◆ Data section
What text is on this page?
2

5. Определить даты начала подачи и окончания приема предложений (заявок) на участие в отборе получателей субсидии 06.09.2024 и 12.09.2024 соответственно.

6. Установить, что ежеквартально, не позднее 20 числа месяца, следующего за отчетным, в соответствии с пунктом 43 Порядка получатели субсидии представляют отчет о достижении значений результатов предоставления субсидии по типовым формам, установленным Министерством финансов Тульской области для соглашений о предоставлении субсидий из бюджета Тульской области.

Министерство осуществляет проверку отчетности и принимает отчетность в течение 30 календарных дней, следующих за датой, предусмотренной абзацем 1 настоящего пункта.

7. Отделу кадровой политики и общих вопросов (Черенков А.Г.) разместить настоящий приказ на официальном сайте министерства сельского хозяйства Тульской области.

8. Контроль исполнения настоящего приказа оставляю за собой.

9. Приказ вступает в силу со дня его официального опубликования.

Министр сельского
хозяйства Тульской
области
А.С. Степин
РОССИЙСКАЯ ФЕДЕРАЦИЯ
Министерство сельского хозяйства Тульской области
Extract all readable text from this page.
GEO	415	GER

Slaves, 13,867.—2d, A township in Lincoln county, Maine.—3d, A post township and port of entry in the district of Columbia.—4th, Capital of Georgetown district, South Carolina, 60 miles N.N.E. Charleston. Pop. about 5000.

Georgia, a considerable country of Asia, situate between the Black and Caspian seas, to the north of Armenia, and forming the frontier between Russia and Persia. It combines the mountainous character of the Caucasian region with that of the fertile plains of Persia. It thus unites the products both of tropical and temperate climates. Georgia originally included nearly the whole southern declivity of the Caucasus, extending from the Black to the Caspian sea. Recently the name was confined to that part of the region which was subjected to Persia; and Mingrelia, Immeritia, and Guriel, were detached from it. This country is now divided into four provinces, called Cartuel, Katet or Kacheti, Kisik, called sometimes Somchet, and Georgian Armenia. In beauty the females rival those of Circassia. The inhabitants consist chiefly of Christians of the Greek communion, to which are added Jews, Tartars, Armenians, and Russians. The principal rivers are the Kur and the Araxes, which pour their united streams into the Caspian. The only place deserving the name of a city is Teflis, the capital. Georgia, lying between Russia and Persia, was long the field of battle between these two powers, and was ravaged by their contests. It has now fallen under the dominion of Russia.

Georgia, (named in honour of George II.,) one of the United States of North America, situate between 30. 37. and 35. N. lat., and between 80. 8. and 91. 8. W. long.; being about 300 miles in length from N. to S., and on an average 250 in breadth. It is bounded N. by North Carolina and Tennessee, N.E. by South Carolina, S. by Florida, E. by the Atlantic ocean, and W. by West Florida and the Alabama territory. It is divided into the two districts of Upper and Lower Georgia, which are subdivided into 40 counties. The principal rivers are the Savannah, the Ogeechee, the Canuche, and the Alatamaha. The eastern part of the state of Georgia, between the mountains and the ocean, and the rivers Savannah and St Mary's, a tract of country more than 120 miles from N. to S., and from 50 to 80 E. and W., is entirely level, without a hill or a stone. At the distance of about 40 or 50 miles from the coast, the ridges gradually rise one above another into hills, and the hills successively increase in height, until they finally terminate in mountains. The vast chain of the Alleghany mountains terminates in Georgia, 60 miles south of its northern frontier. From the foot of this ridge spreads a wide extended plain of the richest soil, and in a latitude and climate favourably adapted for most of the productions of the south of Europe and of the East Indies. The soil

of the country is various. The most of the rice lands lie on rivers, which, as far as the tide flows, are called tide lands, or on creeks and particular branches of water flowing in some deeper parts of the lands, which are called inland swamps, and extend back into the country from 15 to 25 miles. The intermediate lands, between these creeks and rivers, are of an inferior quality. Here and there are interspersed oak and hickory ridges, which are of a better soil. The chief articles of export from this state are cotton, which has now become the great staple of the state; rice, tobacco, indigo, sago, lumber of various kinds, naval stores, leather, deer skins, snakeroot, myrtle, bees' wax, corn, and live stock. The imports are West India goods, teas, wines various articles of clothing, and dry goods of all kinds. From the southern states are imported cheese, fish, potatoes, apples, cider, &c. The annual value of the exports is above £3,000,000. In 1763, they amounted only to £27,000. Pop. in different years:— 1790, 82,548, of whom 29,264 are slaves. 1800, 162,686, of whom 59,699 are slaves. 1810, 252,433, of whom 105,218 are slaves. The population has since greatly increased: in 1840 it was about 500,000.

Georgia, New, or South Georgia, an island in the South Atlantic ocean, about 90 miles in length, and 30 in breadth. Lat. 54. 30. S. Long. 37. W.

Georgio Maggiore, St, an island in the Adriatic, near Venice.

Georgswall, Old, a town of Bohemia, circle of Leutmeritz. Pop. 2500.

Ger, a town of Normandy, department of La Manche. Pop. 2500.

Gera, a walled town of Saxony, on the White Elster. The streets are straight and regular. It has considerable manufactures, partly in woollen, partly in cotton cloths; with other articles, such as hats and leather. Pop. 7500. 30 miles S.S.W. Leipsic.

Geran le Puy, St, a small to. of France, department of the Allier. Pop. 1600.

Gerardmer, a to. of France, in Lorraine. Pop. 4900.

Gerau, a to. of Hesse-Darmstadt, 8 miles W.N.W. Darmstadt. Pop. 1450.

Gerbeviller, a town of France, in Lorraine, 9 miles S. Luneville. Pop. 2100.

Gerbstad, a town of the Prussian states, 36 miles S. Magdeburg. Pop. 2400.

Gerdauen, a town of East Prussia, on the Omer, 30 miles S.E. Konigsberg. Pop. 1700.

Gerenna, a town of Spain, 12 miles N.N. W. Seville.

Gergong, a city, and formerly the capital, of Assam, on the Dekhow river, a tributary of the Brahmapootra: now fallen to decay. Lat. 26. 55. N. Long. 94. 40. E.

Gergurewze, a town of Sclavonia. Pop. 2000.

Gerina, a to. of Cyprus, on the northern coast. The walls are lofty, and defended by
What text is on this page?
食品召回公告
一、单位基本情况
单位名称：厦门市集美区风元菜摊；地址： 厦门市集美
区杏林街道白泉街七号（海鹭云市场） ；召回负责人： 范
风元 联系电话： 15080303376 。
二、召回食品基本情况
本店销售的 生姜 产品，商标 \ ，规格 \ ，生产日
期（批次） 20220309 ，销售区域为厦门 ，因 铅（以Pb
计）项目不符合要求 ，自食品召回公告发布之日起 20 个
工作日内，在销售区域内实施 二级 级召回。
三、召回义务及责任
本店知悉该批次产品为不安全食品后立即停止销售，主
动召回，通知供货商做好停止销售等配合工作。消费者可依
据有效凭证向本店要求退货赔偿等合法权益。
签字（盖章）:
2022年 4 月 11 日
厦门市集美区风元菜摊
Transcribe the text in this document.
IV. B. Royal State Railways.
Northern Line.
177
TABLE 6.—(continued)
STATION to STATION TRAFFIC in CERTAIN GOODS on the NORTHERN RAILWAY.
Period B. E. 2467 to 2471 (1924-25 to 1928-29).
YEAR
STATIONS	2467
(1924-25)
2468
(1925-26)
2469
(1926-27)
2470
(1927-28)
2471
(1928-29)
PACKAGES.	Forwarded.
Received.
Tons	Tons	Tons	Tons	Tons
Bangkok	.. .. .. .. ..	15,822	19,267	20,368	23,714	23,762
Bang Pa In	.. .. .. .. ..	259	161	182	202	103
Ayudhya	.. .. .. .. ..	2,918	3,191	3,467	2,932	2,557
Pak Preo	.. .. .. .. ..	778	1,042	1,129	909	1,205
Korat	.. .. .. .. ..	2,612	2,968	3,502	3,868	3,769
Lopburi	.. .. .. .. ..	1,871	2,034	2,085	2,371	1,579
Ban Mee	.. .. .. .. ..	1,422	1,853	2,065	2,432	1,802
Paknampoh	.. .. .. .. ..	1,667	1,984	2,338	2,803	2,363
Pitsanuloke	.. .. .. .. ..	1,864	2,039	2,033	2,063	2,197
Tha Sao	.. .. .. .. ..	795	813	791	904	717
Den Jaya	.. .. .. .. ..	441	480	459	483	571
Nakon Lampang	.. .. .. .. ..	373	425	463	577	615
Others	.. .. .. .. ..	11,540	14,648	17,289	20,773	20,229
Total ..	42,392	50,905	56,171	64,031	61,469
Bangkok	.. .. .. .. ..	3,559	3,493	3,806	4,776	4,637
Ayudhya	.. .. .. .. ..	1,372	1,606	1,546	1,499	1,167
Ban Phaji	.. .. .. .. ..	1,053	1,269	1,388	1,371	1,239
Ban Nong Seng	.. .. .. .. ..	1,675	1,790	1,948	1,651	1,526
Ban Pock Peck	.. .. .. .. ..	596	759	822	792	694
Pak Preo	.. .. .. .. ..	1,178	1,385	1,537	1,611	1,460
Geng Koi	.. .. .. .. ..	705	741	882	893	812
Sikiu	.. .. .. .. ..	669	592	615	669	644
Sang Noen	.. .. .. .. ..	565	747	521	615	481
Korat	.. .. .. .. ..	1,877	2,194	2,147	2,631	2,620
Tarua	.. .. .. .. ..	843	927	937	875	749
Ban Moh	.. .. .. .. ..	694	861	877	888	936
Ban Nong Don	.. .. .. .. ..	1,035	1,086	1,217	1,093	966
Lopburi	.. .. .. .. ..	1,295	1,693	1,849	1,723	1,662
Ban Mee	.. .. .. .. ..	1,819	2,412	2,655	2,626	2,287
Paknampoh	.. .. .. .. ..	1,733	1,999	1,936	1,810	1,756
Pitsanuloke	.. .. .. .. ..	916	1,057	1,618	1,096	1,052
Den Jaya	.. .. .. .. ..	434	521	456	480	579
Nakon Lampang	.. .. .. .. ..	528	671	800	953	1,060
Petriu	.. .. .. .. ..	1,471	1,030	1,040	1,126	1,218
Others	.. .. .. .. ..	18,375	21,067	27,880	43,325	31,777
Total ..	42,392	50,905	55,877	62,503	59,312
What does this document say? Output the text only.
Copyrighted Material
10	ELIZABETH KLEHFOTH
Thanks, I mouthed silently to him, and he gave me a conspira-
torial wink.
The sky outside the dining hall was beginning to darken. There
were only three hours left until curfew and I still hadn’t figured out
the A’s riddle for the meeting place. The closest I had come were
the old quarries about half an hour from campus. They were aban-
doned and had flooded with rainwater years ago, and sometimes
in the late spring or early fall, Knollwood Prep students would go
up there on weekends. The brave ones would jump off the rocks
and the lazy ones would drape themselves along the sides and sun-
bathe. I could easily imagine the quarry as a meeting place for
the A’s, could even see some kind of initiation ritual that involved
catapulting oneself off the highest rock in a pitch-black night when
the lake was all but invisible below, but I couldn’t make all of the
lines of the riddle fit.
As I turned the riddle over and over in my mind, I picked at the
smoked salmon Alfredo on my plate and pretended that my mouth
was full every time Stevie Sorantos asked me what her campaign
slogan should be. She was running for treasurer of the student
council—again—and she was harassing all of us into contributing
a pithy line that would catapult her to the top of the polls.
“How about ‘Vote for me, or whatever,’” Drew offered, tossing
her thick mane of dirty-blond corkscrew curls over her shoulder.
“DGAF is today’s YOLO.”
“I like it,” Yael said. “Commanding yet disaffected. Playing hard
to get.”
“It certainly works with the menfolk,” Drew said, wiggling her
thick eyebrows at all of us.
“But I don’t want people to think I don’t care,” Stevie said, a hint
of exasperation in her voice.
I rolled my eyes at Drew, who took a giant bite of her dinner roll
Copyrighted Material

◆ Prompt
Quote the lines of the listing above that run from the line with "What does this" through its last line, both included, and nothing else.

◆ Exercise solution
What does this document say? Output the text only.
Copyrighted Material
10	ELIZABETH KLEHFOTH
Thanks, I mouthed silently to him, and he gave me a conspira-
torial wink.
The sky outside the dining hall was beginning to darken. There
were only three hours left until curfew and I still hadn’t figured out
the A’s riddle for the meeting place. The closest I had come were
the old quarries about half an hour from campus. They were aban-
doned and had flooded with rainwater years ago, and sometimes
in the late spring or early fall, Knollwood Prep students would go
up there on weekends. The brave ones would jump off the rocks
and the lazy ones would drape themselves along the sides and sun-
bathe. I could easily imagine the quarry as a meeting place for
the A’s, could even see some kind of initiation ritual that involved
catapulting oneself off the highest rock in a pitch-black night when
the lake was all but invisible below, but I couldn’t make all of the
lines of the riddle fit.
As I turned the riddle over and over in my mind, I picked at the
smoked salmon Alfredo on my plate and pretended that my mouth
was full every time Stevie Sorantos asked me what her campaign
slogan should be. She was running for treasurer of the student
council—again—and she was harassing all of us into contributing
a pithy line that would catapult her to the top of the polls.
“How about ‘Vote for me, or whatever,’” Drew offered, tossing
her thick mane of dirty-blond corkscrew curls over her shoulder.
“DGAF is today’s YOLO.”
“I like it,” Yael said. “Commanding yet disaffected. Playing hard
to get.”
“It certainly works with the menfolk,” Drew said, wiggling her
thick eyebrows at all of us.
“But I don’t want people to think I don’t care,” Stevie said, a hint
of exasperation in her voice.
I rolled my eyes at Drew, who took a giant bite of her dinner roll
Copyrighted Material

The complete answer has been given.